▶ [To be done]
Reproduce everything from the row containing "128, 175, 148]" down to the row containing "1689, 322, 1719]", replacing "Search Reddit" with "Search Community" wherever it occurs and leaving all else unchanged.

▶ [Material provided]
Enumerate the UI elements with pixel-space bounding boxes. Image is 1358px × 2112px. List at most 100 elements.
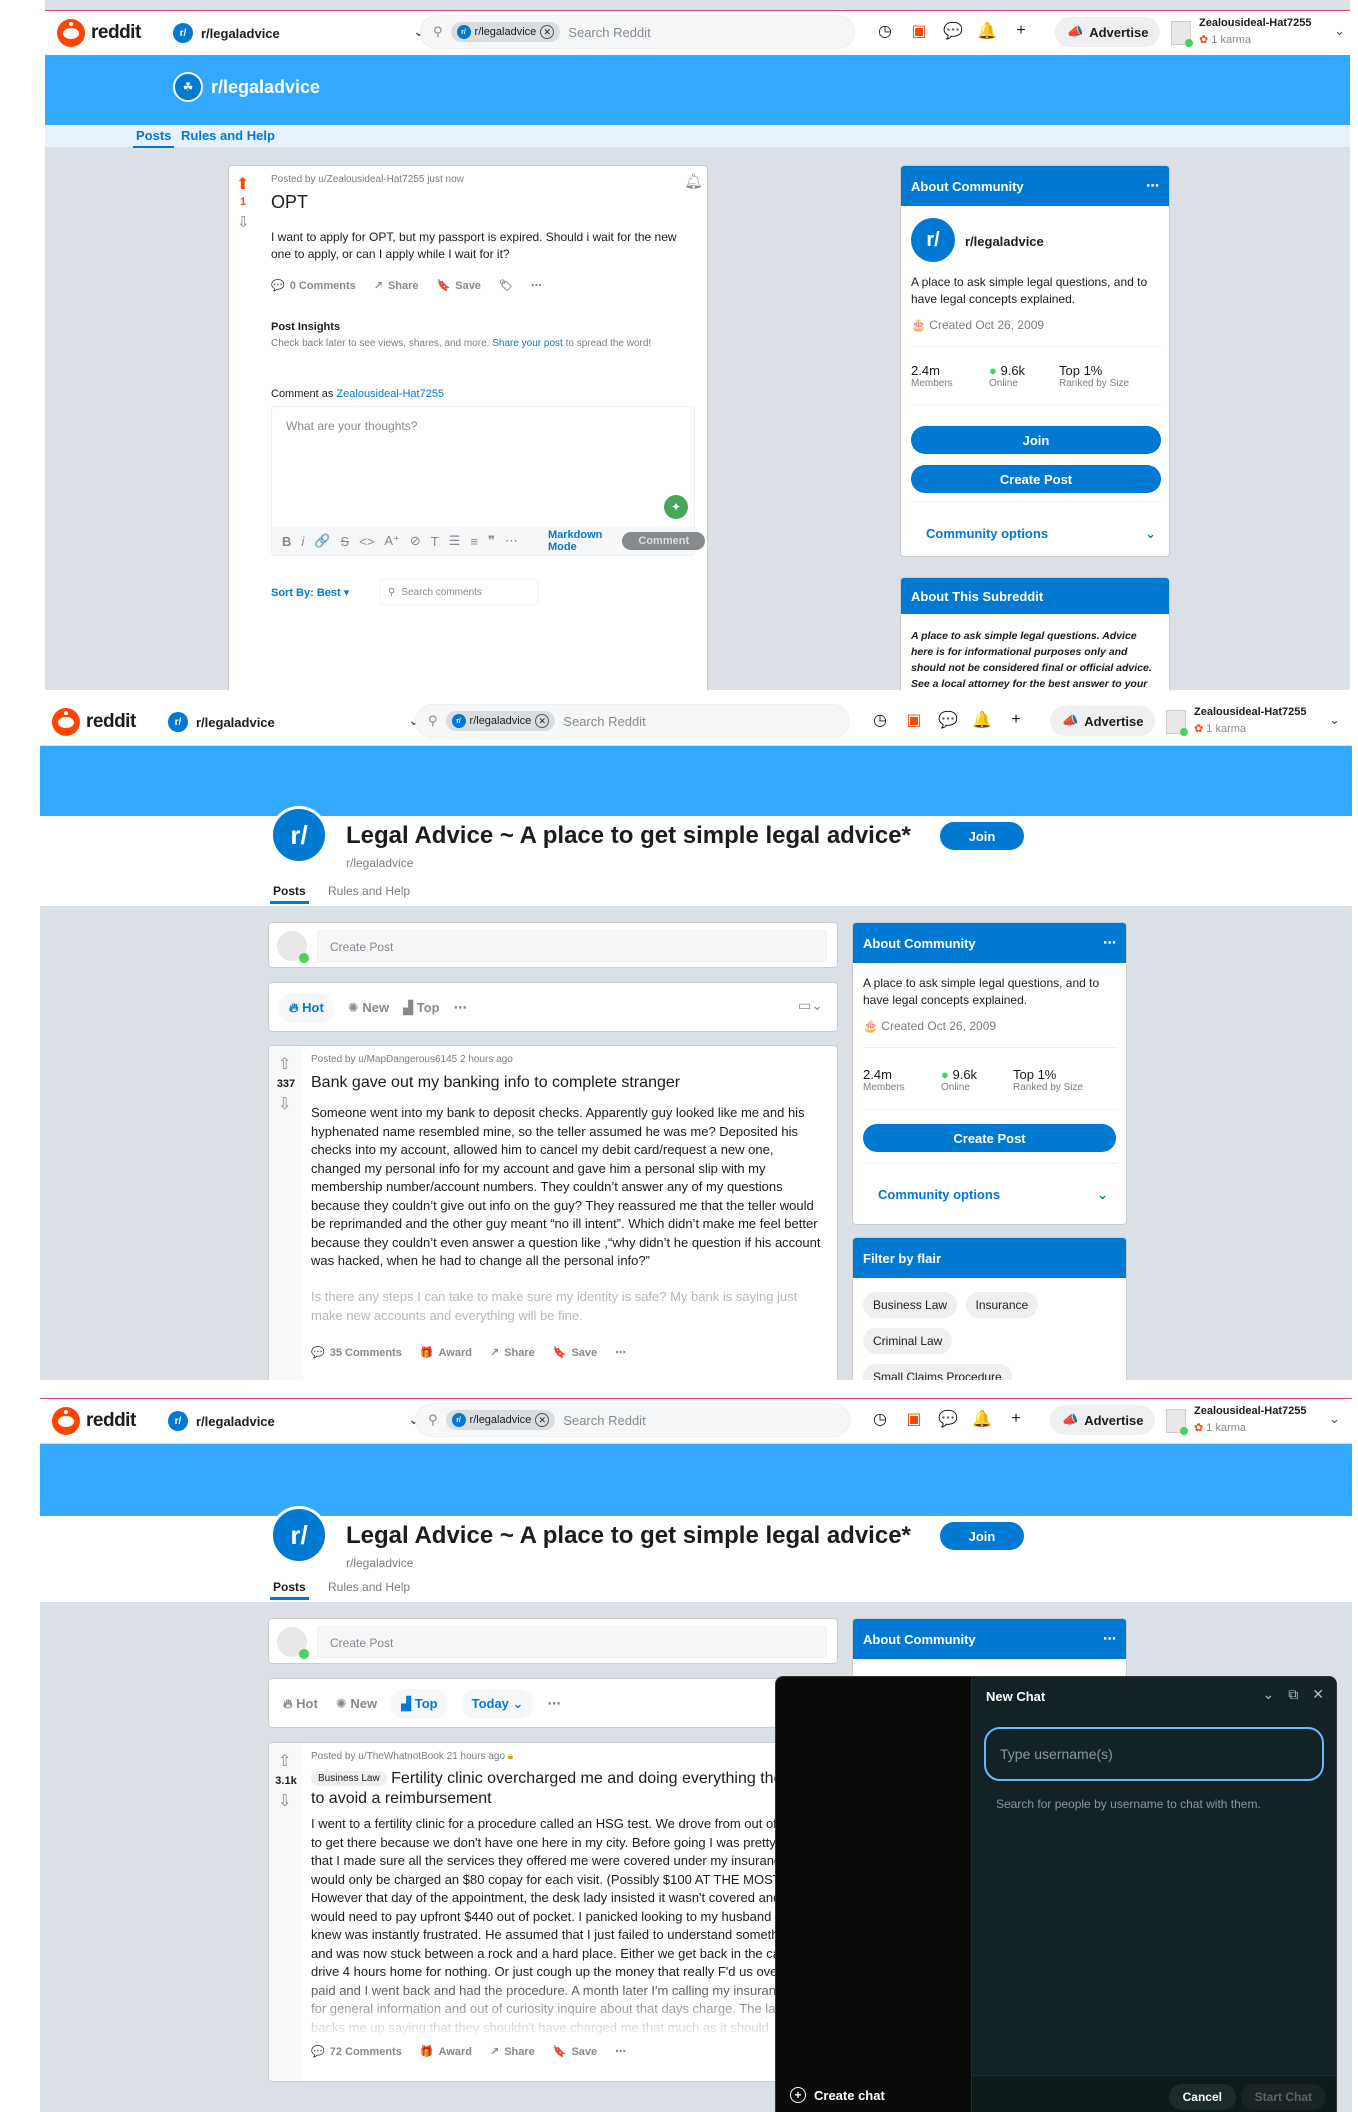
tab-posts[interactable]: Posts	[133, 128, 175, 148]
clear-chip-icon[interactable]: ✕	[535, 714, 550, 728]
search-input[interactable]: Search Reddit	[563, 714, 645, 729]
tab-rules[interactable]: Rules and Help	[328, 1580, 410, 1594]
subreddit-name[interactable]: r/legaladvice	[211, 77, 320, 98]
tab-posts[interactable]: Posts	[270, 1580, 309, 1600]
more-options-icon[interactable]: ⋯	[615, 2045, 626, 2058]
sort-top-button[interactable]: ▟ Top	[391, 1689, 448, 1719]
popular-icon[interactable]: ◷	[870, 1409, 890, 1429]
chat-icon[interactable]: 💬	[938, 1409, 958, 1429]
more-options-icon[interactable]: ⋯	[454, 1000, 467, 1016]
search-bar[interactable]: ⚲ r/r/legaladvice ✕ Search Reddit	[420, 15, 855, 49]
close-icon[interactable]: ✕	[1312, 1686, 1324, 1703]
create-post-input[interactable]: Create Post	[317, 930, 827, 962]
upvote-icon[interactable]: ⇧	[278, 1751, 291, 1771]
notification-bell-icon[interactable]: 🔔	[972, 1409, 992, 1429]
chat-icon[interactable]: 💬	[943, 21, 963, 41]
share-button[interactable]: ↗ Share	[490, 2045, 535, 2059]
cancel-button[interactable]: Cancel	[1168, 2084, 1236, 2110]
create-post-plus-icon[interactable]: +	[1011, 21, 1031, 41]
advertise-button[interactable]: 📣 Advertise	[1055, 17, 1161, 47]
heading-icon[interactable]: T	[431, 534, 439, 549]
sort-hot-button[interactable]: 🔥︎ Hot	[279, 1689, 322, 1719]
more-icon[interactable]: ⋯	[505, 533, 518, 549]
post-title[interactable]: OPT	[271, 192, 308, 213]
more-options-icon[interactable]: ⋯	[547, 1696, 560, 1712]
post-flair-badge[interactable]: Business Law	[311, 1771, 387, 1786]
strikethrough-icon[interactable]: S	[340, 534, 349, 549]
save-button[interactable]: 🔖 Save	[553, 1346, 597, 1360]
chat-icon[interactable]: 💬	[938, 710, 958, 730]
tab-rules[interactable]: Rules and Help	[181, 128, 275, 143]
community-selector[interactable]: r/r/legaladvice⌄	[168, 1407, 428, 1435]
flair-small-claims[interactable]: Small Claims Procedure	[863, 1364, 1012, 1380]
sort-top-button[interactable]: ▟ Top	[403, 1000, 439, 1016]
share-button[interactable]: ↗ Share	[374, 279, 419, 293]
bold-icon[interactable]: B	[282, 534, 291, 549]
quote-icon[interactable]: ❞	[488, 533, 495, 549]
sort-new-button[interactable]: ✺ New	[336, 1696, 377, 1712]
community-selector[interactable]: r/r/legaladvice⌄	[168, 708, 428, 736]
code-icon[interactable]: <>	[359, 534, 374, 549]
clear-chip-icon[interactable]: ✕	[540, 25, 555, 39]
clear-chip-icon[interactable]: ✕	[535, 1413, 550, 1427]
user-menu[interactable]: Zealousideal-Hat7255 ✿ 1 karma ⌄	[1160, 1403, 1340, 1439]
more-options-icon[interactable]: ⋯	[1146, 178, 1159, 194]
comments-button[interactable]: 💬 35 Comments	[311, 1346, 402, 1360]
community-options-toggle[interactable]: Community options ⌄	[926, 526, 1156, 542]
comment-submit-button[interactable]: Comment	[622, 532, 706, 550]
create-post-button[interactable]: Create Post	[911, 465, 1161, 493]
follow-bell-icon[interactable]: 🔔︎	[684, 172, 703, 190]
search-comments-input[interactable]: ⚲ Search comments	[379, 579, 539, 605]
timeframe-dropdown[interactable]: Today ⌄	[461, 1689, 534, 1719]
share-button[interactable]: ↗ Share	[490, 1346, 535, 1360]
comment-as-user-link[interactable]: Zealousideal-Hat7255	[336, 388, 444, 400]
join-button[interactable]: Join	[911, 426, 1161, 454]
search-bar[interactable]: ⚲ r/r/legaladvice ✕ Search Reddit	[415, 704, 850, 738]
award-button[interactable]: 🎁 Award	[420, 2045, 472, 2059]
tab-posts[interactable]: Posts	[270, 884, 309, 904]
link-icon[interactable]: 🔗	[314, 533, 330, 549]
tab-rules[interactable]: Rules and Help	[328, 884, 410, 898]
save-button[interactable]: 🔖 Save	[437, 279, 481, 293]
sort-comments-dropdown[interactable]: Sort By: Best ▾	[271, 586, 349, 599]
reddit-logo[interactable]: reddit	[57, 19, 141, 47]
community-name[interactable]: r/legaladvice	[965, 234, 1044, 249]
community-options-toggle[interactable]: Community options ⌄	[878, 1187, 1108, 1203]
minimize-icon[interactable]: ⌄	[1263, 1686, 1275, 1703]
comment-textarea[interactable]: What are your thoughts?	[286, 419, 417, 433]
comments-button[interactable]: 💬 0 Comments	[271, 279, 356, 293]
advertise-button[interactable]: 📣 Advertise	[1050, 1405, 1156, 1435]
italic-icon[interactable]: i	[301, 534, 304, 549]
search-bar[interactable]: ⚲ r/r/legaladvice ✕ Search Reddit	[415, 1403, 850, 1437]
post-title[interactable]: Bank gave out my banking info to complet…	[311, 1074, 680, 1092]
flair-business-law[interactable]: Business Law	[863, 1292, 958, 1318]
user-menu[interactable]: Zealousideal-Hat7255 ✿ 1 karma ⌄	[1160, 704, 1340, 740]
user-menu[interactable]: Zealousideal-Hat7255 ✿ 1 karma ⌄	[1165, 15, 1345, 51]
more-options-icon[interactable]: ⋯	[1103, 935, 1116, 951]
popout-icon[interactable]: ⧉	[1288, 1686, 1298, 1703]
more-options-icon[interactable]: ⋯	[531, 279, 542, 292]
flair-criminal-law[interactable]: Criminal Law	[863, 1328, 953, 1354]
notification-bell-icon[interactable]: 🔔	[977, 21, 997, 41]
assistant-icon[interactable]: ✦	[664, 495, 688, 519]
tag-icon[interactable]: 🏷	[499, 279, 513, 292]
upvote-icon[interactable]: ⬆	[236, 174, 249, 194]
more-options-icon[interactable]: ⋯	[1103, 1631, 1116, 1647]
sort-new-button[interactable]: ✺ New	[348, 1000, 389, 1016]
flair-insurance[interactable]: Insurance	[965, 1292, 1039, 1318]
award-button[interactable]: 🎁 Award	[420, 1346, 472, 1360]
join-button[interactable]: Join	[940, 822, 1024, 850]
create-post-plus-icon[interactable]: +	[1006, 710, 1026, 730]
reddit-logo[interactable]: reddit	[52, 1407, 136, 1435]
premium-icon[interactable]: ▣	[909, 21, 929, 41]
popular-icon[interactable]: ◷	[870, 710, 890, 730]
sort-hot-button[interactable]: 🔥︎ Hot	[279, 993, 334, 1023]
username-input[interactable]: Type username(s)	[984, 1727, 1324, 1781]
create-post-input[interactable]: Create Post	[317, 1626, 827, 1658]
premium-icon[interactable]: ▣	[904, 1409, 924, 1429]
create-post-button[interactable]: Create Post	[863, 1124, 1116, 1152]
start-chat-button[interactable]: Start Chat	[1240, 2084, 1326, 2110]
superscript-icon[interactable]: A⁺	[384, 533, 400, 549]
comments-button[interactable]: 💬 72 Comments	[311, 2045, 402, 2059]
search-input[interactable]: Search Reddit	[568, 25, 650, 40]
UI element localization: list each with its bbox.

▶ [The response]
tab-posts[interactable]: Posts	[133, 128, 175, 148]
clear-chip-icon[interactable]: ✕	[535, 714, 550, 728]
search-input[interactable]: Search Community	[563, 714, 645, 729]
tab-rules[interactable]: Rules and Help	[328, 1580, 410, 1594]
subreddit-name[interactable]: r/legaladvice	[211, 77, 320, 98]
tab-posts[interactable]: Posts	[270, 1580, 309, 1600]
more-options-icon[interactable]: ⋯	[615, 2045, 626, 2058]
sort-top-button[interactable]: ▟ Top	[391, 1689, 448, 1719]
popular-icon[interactable]: ◷	[870, 1409, 890, 1429]
chat-icon[interactable]: 💬	[938, 1409, 958, 1429]
more-options-icon[interactable]: ⋯	[454, 1000, 467, 1016]
search-bar[interactable]: ⚲ r/r/legaladvice ✕ Search Community	[420, 15, 855, 49]
close-icon[interactable]: ✕	[1312, 1686, 1324, 1703]
create-post-input[interactable]: Create Post	[317, 930, 827, 962]
upvote-icon[interactable]: ⇧	[278, 1751, 291, 1771]
notification-bell-icon[interactable]: 🔔	[972, 1409, 992, 1429]
chat-icon[interactable]: 💬	[943, 21, 963, 41]
share-button[interactable]: ↗ Share	[490, 2045, 535, 2059]
cancel-button[interactable]: Cancel	[1168, 2084, 1236, 2110]
create-post-plus-icon[interactable]: +	[1011, 21, 1031, 41]
advertise-button[interactable]: 📣 Advertise	[1055, 17, 1161, 47]
heading-icon[interactable]: T	[431, 534, 439, 549]
sort-hot-button[interactable]: 🔥︎ Hot	[279, 1689, 322, 1719]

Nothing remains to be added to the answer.